• _The problem_
All of the data that follows should be retyped exactly, please, except the pictures.

··· Dataset records

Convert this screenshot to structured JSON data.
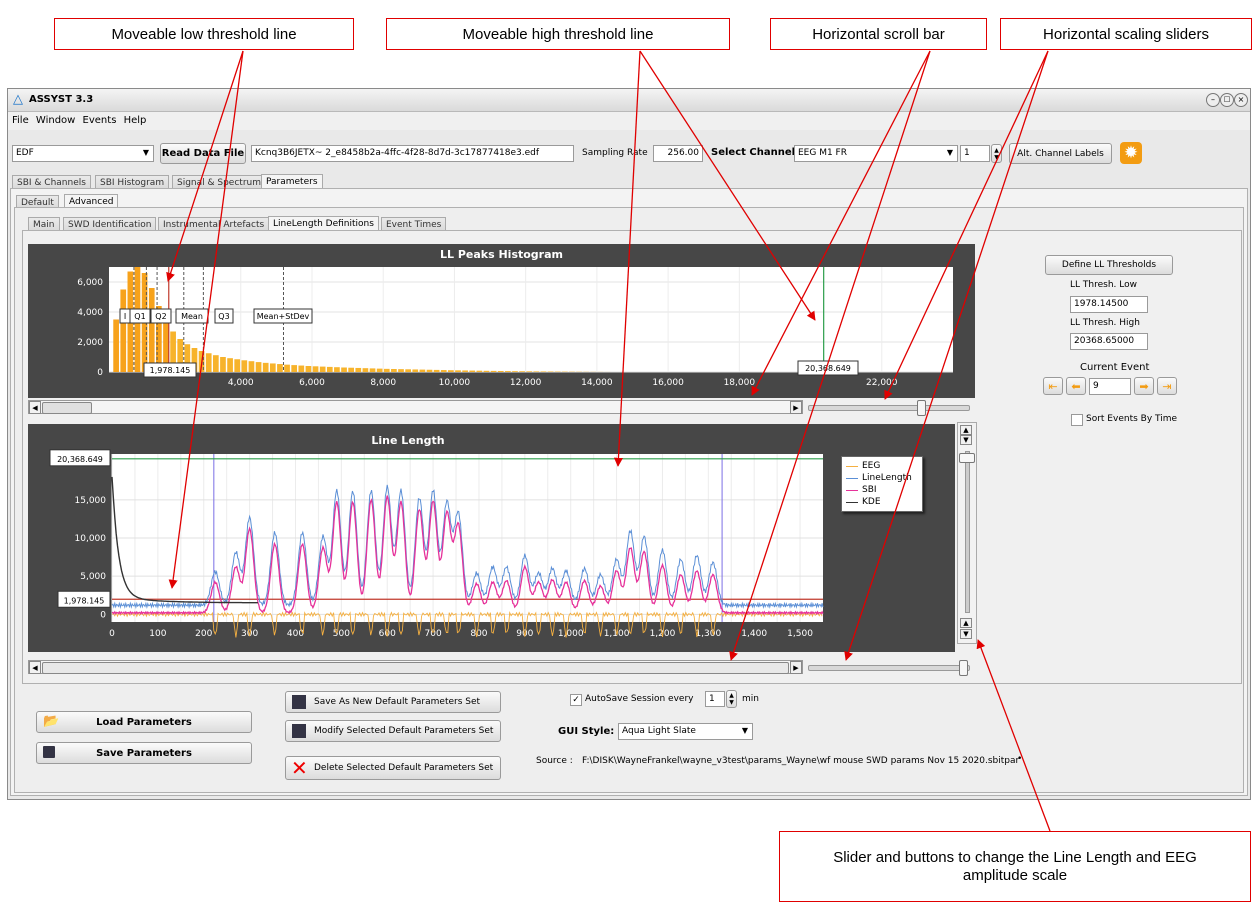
{
  "callouts": {
    "low_line": "Moveable low threshold line",
    "high_line": "Moveable high threshold line",
    "hscroll": "Horizontal scroll bar",
    "hscale": "Horizontal scaling sliders",
    "vscale": "Slider and buttons to change the Line Length and EEG amplitude scale"
  },
  "window": {
    "title": "ASSYST 3.3"
  },
  "menu": [
    "File",
    "Window",
    "Events",
    "Help"
  ],
  "toolbar": {
    "format": "EDF",
    "read_button": "Read Data File",
    "file_name": "Kcnq3B6JETX~ 2_e8458b2a-4ffc-4f28-8d7d-3c17877418e3.edf",
    "sampling_label": "Sampling Rate",
    "sampling_value": "256.00",
    "channel_label": "Select Channel:",
    "channel_value": "EEG M1 FR",
    "channel_index": "1",
    "alt_labels": "Alt. Channel Labels"
  },
  "tabs_top": [
    "SBI & Channels",
    "SBI Histogram",
    "Signal & Spectrum",
    "Parameters"
  ],
  "tabs_mid": [
    "Default",
    "Advanced"
  ],
  "tabs_inner": [
    "Main",
    "SWD Identification",
    "Instrumental Artefacts",
    "LineLength Definitions",
    "Event Times"
  ],
  "side": {
    "define_button": "Define LL Thresholds",
    "low_label": "LL Thresh. Low",
    "low_value": "1978.14500",
    "high_label": "LL Thresh. High",
    "high_value": "20368.65000",
    "current_event_label": "Current Event",
    "current_event_value": "9",
    "sort_label": "Sort Events By Time"
  },
  "hist": {
    "title": "LL Peaks Histogram",
    "y_ticks": [
      "6,000",
      "4,000",
      "2,000",
      "0"
    ],
    "x_ticks": [
      "4,000",
      "6,000",
      "8,000",
      "10,000",
      "12,000",
      "14,000",
      "16,000",
      "18,000",
      "22,000"
    ],
    "stat_labels": [
      "I",
      "Q1",
      "Q2",
      "Mean",
      "Q3",
      "Mean+StDev"
    ],
    "low_value": "1,978.145",
    "high_value": "20,368.649"
  },
  "ll": {
    "title": "Line Length",
    "y_ticks": [
      "15,000",
      "10,000",
      "5,000",
      "0"
    ],
    "x_ticks": [
      "0",
      "100",
      "200",
      "300",
      "400",
      "500",
      "600",
      "700",
      "800",
      "900",
      "1,000",
      "1,100",
      "1,200",
      "1,300",
      "1,400",
      "1,500"
    ],
    "high_value": "20,368.649",
    "low_value": "1,978.145",
    "legend": [
      {
        "name": "EEG",
        "color": "#f5b041"
      },
      {
        "name": "LineLength",
        "color": "#5b8fd6"
      },
      {
        "name": "SBI",
        "color": "#e6329a"
      },
      {
        "name": "KDE",
        "color": "#333333"
      }
    ]
  },
  "bottom": {
    "load": "Load Parameters",
    "save": "Save Parameters",
    "save_new": "Save As New Default Parameters Set",
    "modify": "Modify Selected Default Parameters Set",
    "delete": "Delete Selected Default Parameters Set",
    "autosave": "AutoSave Session every",
    "autosave_value": "1",
    "autosave_unit": "min",
    "gui_label": "GUI Style:",
    "gui_value": "Aqua Light Slate",
    "source_label": "Source :",
    "source_path": "F:\\DISK\\WayneFrankel\\wayne_v3test\\params_Wayne\\wf mouse SWD params Nov 15 2020.sbitpar"
  },
  "chart_data": [
    {
      "type": "bar",
      "title": "LL Peaks Histogram",
      "ylim": [
        0,
        7000
      ],
      "xlim": [
        300,
        24000
      ],
      "thresholds": {
        "low": 1978.145,
        "high": 20368.649
      },
      "note_values": "LL peak counts decay from ~7000 near 1000 to ~0 beyond 14000",
      "x": [
        500,
        700,
        900,
        1100,
        1300,
        1500,
        1700,
        1900,
        2100,
        2300,
        2500,
        2700,
        2900,
        3100,
        3300,
        3500,
        3700,
        3900,
        4100,
        4300,
        4500,
        4700,
        4900,
        5100,
        5300,
        5500,
        5700,
        5900,
        6100,
        6300,
        6500,
        6700,
        6900,
        7100,
        7300,
        7500,
        7700,
        7900,
        8100,
        8300,
        8500,
        8700,
        8900,
        9100,
        9300,
        9500,
        9700,
        9900,
        10100,
        10300,
        10500,
        10700,
        10900,
        11100,
        11300,
        11500,
        11700,
        11900,
        12100,
        12300,
        12500,
        12700,
        12900,
        13100,
        13300,
        13500,
        13700,
        13900,
        14100,
        14300
      ],
      "values": [
        3500,
        5500,
        6700,
        7000,
        6600,
        5600,
        4400,
        3400,
        2700,
        2200,
        1850,
        1600,
        1400,
        1250,
        1120,
        1000,
        920,
        850,
        780,
        720,
        660,
        610,
        570,
        530,
        490,
        460,
        430,
        400,
        380,
        360,
        340,
        320,
        300,
        285,
        270,
        255,
        240,
        225,
        210,
        200,
        190,
        180,
        170,
        160,
        150,
        140,
        130,
        120,
        112,
        104,
        96,
        88,
        80,
        74,
        68,
        62,
        56,
        50,
        45,
        40,
        36,
        32,
        28,
        24,
        20,
        16,
        12,
        9,
        6,
        3
      ]
    },
    {
      "type": "line",
      "title": "Line Length",
      "ylim": [
        -1000,
        21000
      ],
      "xlim": [
        0,
        1550
      ],
      "thresholds": {
        "low": 1978.145,
        "high": 20368.649
      },
      "series": [
        {
          "name": "LineLength",
          "peaks_x": [
            225,
            270,
            300,
            355,
            415,
            460,
            490,
            525,
            565,
            600,
            630,
            670,
            700,
            730,
            755,
            795,
            830,
            860,
            900,
            930,
            960,
            990,
            1030,
            1065,
            1100,
            1130,
            1160,
            1200,
            1240,
            1275,
            1310
          ],
          "peaks_y": [
            4400,
            6900,
            11500,
            9500,
            9500,
            9000,
            15000,
            14900,
            15000,
            15500,
            15000,
            14000,
            15000,
            13400,
            12000,
            4200,
            5000,
            5000,
            6500,
            4200,
            4800,
            4500,
            4800,
            4000,
            6000,
            9700,
            9000,
            7200,
            6000,
            6500,
            5600
          ]
        },
        {
          "name": "SBI",
          "peaks_x": [
            225,
            270,
            300,
            355,
            415,
            460,
            490,
            525,
            565,
            600,
            630,
            670,
            700,
            730,
            755,
            795,
            830,
            860,
            900,
            930,
            960,
            990,
            1030,
            1065,
            1100,
            1130,
            1160,
            1200,
            1240,
            1275,
            1310
          ],
          "peaks_y": [
            4000,
            6000,
            11000,
            9000,
            9000,
            8500,
            14500,
            14500,
            14800,
            15200,
            14500,
            13500,
            14600,
            13000,
            11500,
            3800,
            4000,
            4200,
            6000,
            4000,
            4300,
            4000,
            4200,
            3500,
            5500,
            8500,
            8000,
            6200,
            5000,
            5500,
            5000
          ]
        }
      ]
    }
  ]
}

······

• _Correct output_
Convert this screenshot to structured JSON data.
{
  "callouts": {
    "low_line": "Moveable low threshold line",
    "high_line": "Moveable high threshold line",
    "hscroll": "Horizontal scroll bar",
    "hscale": "Horizontal scaling sliders",
    "vscale": "Slider and buttons to change the Line Length and EEG amplitude scale"
  },
  "window": {
    "title": "ASSYST 3.3"
  },
  "menu": [
    "File",
    "Window",
    "Events",
    "Help"
  ],
  "toolbar": {
    "format": "EDF",
    "read_button": "Read Data File",
    "file_name": "Kcnq3B6JETX~ 2_e8458b2a-4ffc-4f28-8d7d-3c17877418e3.edf",
    "sampling_label": "Sampling Rate",
    "sampling_value": "256.00",
    "channel_label": "Select Channel:",
    "channel_value": "EEG M1 FR",
    "channel_index": "1",
    "alt_labels": "Alt. Channel Labels"
  },
  "tabs_top": [
    "SBI & Channels",
    "SBI Histogram",
    "Signal & Spectrum",
    "Parameters"
  ],
  "tabs_mid": [
    "Default",
    "Advanced"
  ],
  "tabs_inner": [
    "Main",
    "SWD Identification",
    "Instrumental Artefacts",
    "LineLength Definitions",
    "Event Times"
  ],
  "side": {
    "define_button": "Define LL Thresholds",
    "low_label": "LL Thresh. Low",
    "low_value": "1978.14500",
    "high_label": "LL Thresh. High",
    "high_value": "20368.65000",
    "current_event_label": "Current Event",
    "current_event_value": "9",
    "sort_label": "Sort Events By Time"
  },
  "hist": {
    "title": "LL Peaks Histogram",
    "y_ticks": [
      "6,000",
      "4,000",
      "2,000",
      "0"
    ],
    "x_ticks": [
      "4,000",
      "6,000",
      "8,000",
      "10,000",
      "12,000",
      "14,000",
      "16,000",
      "18,000",
      "22,000"
    ],
    "stat_labels": [
      "I",
      "Q1",
      "Q2",
      "Mean",
      "Q3",
      "Mean+StDev"
    ],
    "low_value": "1,978.145",
    "high_value": "20,368.649"
  },
  "ll": {
    "title": "Line Length",
    "y_ticks": [
      "15,000",
      "10,000",
      "5,000",
      "0"
    ],
    "x_ticks": [
      "0",
      "100",
      "200",
      "300",
      "400",
      "500",
      "600",
      "700",
      "800",
      "900",
      "1,000",
      "1,100",
      "1,200",
      "1,300",
      "1,400",
      "1,500"
    ],
    "high_value": "20,368.649",
    "low_value": "1,978.145",
    "legend": [
      {
        "name": "EEG",
        "color": "#f5b041"
      },
      {
        "name": "LineLength",
        "color": "#5b8fd6"
      },
      {
        "name": "SBI",
        "color": "#e6329a"
      },
      {
        "name": "KDE",
        "color": "#333333"
      }
    ]
  },
  "bottom": {
    "load": "Load Parameters",
    "save": "Save Parameters",
    "save_new": "Save As New Default Parameters Set",
    "modify": "Modify Selected Default Parameters Set",
    "delete": "Delete Selected Default Parameters Set",
    "autosave": "AutoSave Session every",
    "autosave_value": "1",
    "autosave_unit": "min",
    "gui_label": "GUI Style:",
    "gui_value": "Aqua Light Slate",
    "source_label": "Source :",
    "source_path": "F:\\DISK\\WayneFrankel\\wayne_v3test\\params_Wayne\\wf mouse SWD params Nov 15 2020.sbitpar"
  },
  "chart_data": [
    {
      "type": "bar",
      "title": "LL Peaks Histogram",
      "ylim": [
        0,
        7000
      ],
      "xlim": [
        300,
        24000
      ],
      "thresholds": {
        "low": 1978.145,
        "high": 20368.649
      },
      "note_values": "LL peak counts decay from ~7000 near 1000 to ~0 beyond 14000",
      "x": [
        500,
        700,
        900,
        1100,
        1300,
        1500,
        1700,
        1900,
        2100,
        2300,
        2500,
        2700,
        2900,
        3100,
        3300,
        3500,
        3700,
        3900,
        4100,
        4300,
        4500,
        4700,
        4900,
        5100,
        5300,
        5500,
        5700,
        5900,
        6100,
        6300,
        6500,
        6700,
        6900,
        7100,
        7300,
        7500,
        7700,
        7900,
        8100,
        8300,
        8500,
        8700,
        8900,
        9100,
        9300,
        9500,
        9700,
        9900,
        10100,
        10300,
        10500,
        10700,
        10900,
        11100,
        11300,
        11500,
        11700,
        11900,
        12100,
        12300,
        12500,
        12700,
        12900,
        13100,
        13300,
        13500,
        13700,
        13900,
        14100,
        14300
      ],
      "values": [
        3500,
        5500,
        6700,
        7000,
        6600,
        5600,
        4400,
        3400,
        2700,
        2200,
        1850,
        1600,
        1400,
        1250,
        1120,
        1000,
        920,
        850,
        780,
        720,
        660,
        610,
        570,
        530,
        490,
        460,
        430,
        400,
        380,
        360,
        340,
        320,
        300,
        285,
        270,
        255,
        240,
        225,
        210,
        200,
        190,
        180,
        170,
        160,
        150,
        140,
        130,
        120,
        112,
        104,
        96,
        88,
        80,
        74,
        68,
        62,
        56,
        50,
        45,
        40,
        36,
        32,
        28,
        24,
        20,
        16,
        12,
        9,
        6,
        3
      ]
    },
    {
      "type": "line",
      "title": "Line Length",
      "ylim": [
        -1000,
        21000
      ],
      "xlim": [
        0,
        1550
      ],
      "thresholds": {
        "low": 1978.145,
        "high": 20368.649
      },
      "series": [
        {
          "name": "LineLength",
          "peaks_x": [
            225,
            270,
            300,
            355,
            415,
            460,
            490,
            525,
            565,
            600,
            630,
            670,
            700,
            730,
            755,
            795,
            830,
            860,
            900,
            930,
            960,
            990,
            1030,
            1065,
            1100,
            1130,
            1160,
            1200,
            1240,
            1275,
            1310
          ],
          "peaks_y": [
            4400,
            6900,
            11500,
            9500,
            9500,
            9000,
            15000,
            14900,
            15000,
            15500,
            15000,
            14000,
            15000,
            13400,
            12000,
            4200,
            5000,
            5000,
            6500,
            4200,
            4800,
            4500,
            4800,
            4000,
            6000,
            9700,
            9000,
            7200,
            6000,
            6500,
            5600
          ]
        },
        {
          "name": "SBI",
          "peaks_x": [
            225,
            270,
            300,
            355,
            415,
            460,
            490,
            525,
            565,
            600,
            630,
            670,
            700,
            730,
            755,
            795,
            830,
            860,
            900,
            930,
            960,
            990,
            1030,
            1065,
            1100,
            1130,
            1160,
            1200,
            1240,
            1275,
            1310
          ],
          "peaks_y": [
            4000,
            6000,
            11000,
            9000,
            9000,
            8500,
            14500,
            14500,
            14800,
            15200,
            14500,
            13500,
            14600,
            13000,
            11500,
            3800,
            4000,
            4200,
            6000,
            4000,
            4300,
            4000,
            4200,
            3500,
            5500,
            8500,
            8000,
            6200,
            5000,
            5500,
            5000
          ]
        }
      ]
    }
  ]
}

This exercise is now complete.